Entries from a dataset:

Start

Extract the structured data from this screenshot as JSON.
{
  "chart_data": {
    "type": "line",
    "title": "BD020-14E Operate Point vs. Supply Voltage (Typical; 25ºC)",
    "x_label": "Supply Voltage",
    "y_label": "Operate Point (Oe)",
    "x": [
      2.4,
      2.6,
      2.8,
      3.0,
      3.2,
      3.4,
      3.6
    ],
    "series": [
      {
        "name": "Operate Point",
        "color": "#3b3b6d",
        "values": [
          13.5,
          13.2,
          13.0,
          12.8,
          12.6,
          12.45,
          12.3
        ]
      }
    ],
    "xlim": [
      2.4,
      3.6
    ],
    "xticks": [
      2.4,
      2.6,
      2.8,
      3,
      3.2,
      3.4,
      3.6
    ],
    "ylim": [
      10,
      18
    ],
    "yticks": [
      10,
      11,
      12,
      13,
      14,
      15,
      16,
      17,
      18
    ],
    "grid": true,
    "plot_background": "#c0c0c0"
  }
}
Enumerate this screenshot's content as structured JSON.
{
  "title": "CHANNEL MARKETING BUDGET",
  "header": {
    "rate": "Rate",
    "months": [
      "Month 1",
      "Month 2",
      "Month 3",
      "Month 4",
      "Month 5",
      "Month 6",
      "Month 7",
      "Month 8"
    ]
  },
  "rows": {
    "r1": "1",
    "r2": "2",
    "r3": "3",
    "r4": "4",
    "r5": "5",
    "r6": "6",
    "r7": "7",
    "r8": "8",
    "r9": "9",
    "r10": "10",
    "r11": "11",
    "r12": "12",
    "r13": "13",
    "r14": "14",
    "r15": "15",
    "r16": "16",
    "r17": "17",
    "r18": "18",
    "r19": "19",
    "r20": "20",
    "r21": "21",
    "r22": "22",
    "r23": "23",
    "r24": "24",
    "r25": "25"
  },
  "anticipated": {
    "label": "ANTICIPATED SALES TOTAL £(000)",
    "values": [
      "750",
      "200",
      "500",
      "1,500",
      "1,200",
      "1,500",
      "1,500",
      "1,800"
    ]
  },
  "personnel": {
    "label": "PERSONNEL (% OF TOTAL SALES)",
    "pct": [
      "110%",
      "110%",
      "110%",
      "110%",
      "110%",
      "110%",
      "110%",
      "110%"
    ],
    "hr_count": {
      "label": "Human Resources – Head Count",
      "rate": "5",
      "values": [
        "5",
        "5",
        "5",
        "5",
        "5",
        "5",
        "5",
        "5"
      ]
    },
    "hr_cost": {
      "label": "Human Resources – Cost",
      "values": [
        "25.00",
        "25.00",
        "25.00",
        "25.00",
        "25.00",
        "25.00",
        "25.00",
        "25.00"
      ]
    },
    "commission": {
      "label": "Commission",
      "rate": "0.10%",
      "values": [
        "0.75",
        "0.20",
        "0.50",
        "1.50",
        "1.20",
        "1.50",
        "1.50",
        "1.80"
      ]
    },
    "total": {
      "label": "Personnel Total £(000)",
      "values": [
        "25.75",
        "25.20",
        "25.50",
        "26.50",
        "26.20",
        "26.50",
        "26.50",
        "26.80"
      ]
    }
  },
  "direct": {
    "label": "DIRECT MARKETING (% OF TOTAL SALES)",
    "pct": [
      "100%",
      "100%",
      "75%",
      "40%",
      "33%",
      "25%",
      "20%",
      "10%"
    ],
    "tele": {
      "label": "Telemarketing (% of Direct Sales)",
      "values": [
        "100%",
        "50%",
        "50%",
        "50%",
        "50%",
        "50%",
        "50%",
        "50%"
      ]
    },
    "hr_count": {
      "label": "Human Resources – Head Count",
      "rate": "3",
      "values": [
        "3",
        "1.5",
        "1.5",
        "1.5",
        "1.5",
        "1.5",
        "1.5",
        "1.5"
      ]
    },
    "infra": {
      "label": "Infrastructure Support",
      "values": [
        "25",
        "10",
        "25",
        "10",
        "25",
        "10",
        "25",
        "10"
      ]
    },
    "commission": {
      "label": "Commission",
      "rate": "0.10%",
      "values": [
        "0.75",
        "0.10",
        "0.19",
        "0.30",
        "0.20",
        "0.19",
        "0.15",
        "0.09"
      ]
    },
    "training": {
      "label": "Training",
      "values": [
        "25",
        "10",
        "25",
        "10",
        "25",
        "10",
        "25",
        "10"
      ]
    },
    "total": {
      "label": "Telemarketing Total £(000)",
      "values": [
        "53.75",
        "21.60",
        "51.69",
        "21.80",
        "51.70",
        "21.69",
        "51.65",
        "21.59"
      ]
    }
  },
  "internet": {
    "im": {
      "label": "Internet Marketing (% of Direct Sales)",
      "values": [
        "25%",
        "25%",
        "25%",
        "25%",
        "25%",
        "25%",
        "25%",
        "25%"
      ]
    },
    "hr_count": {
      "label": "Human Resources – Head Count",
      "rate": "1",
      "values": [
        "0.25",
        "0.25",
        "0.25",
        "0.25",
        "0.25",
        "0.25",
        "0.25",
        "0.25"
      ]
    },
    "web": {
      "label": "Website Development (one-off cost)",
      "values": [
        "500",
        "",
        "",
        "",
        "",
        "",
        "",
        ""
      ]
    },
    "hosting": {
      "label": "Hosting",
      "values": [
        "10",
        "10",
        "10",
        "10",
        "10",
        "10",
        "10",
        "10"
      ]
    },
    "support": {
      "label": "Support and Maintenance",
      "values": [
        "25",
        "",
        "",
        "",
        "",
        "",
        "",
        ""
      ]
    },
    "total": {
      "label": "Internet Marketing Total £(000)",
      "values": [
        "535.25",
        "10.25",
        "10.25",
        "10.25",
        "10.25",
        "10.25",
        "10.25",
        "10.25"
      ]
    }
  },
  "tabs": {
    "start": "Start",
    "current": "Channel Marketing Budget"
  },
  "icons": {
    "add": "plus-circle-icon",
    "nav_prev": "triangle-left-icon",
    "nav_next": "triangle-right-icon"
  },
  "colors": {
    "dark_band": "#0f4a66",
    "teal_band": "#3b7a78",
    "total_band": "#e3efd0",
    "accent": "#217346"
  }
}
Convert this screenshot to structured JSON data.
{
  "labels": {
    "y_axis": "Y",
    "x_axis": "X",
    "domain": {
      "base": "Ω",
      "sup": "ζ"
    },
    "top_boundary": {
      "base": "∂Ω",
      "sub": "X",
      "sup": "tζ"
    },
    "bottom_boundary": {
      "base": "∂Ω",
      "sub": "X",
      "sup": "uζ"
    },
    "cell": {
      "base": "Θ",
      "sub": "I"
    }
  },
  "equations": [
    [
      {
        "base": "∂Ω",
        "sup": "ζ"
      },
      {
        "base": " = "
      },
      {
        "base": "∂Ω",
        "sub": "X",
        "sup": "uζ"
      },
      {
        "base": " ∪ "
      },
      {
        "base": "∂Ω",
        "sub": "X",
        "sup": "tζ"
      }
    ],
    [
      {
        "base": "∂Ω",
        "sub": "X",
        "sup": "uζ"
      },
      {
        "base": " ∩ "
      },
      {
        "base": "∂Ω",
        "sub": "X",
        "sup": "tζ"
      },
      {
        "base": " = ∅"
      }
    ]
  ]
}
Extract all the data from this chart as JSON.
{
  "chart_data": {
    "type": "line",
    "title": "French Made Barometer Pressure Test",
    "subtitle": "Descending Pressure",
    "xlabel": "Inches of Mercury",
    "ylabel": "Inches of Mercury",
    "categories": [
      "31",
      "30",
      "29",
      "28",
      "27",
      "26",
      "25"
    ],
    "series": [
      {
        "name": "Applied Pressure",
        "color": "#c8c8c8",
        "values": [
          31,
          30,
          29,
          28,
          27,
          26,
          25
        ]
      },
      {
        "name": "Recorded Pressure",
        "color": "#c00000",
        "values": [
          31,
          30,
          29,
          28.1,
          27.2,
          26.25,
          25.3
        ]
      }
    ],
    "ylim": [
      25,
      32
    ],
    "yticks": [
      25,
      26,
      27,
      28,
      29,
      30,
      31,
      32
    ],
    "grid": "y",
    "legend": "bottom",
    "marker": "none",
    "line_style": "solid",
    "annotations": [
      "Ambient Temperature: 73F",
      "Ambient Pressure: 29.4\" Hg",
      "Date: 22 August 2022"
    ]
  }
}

End

** What is expected **
Pull out every line containing "JSON".

** Written solution **
Extract the structured data from this screenshot as JSON.
Enumerate this screenshot's content as structured JSON.
Convert this screenshot to structured JSON data.
Extract all the data from this chart as JSON.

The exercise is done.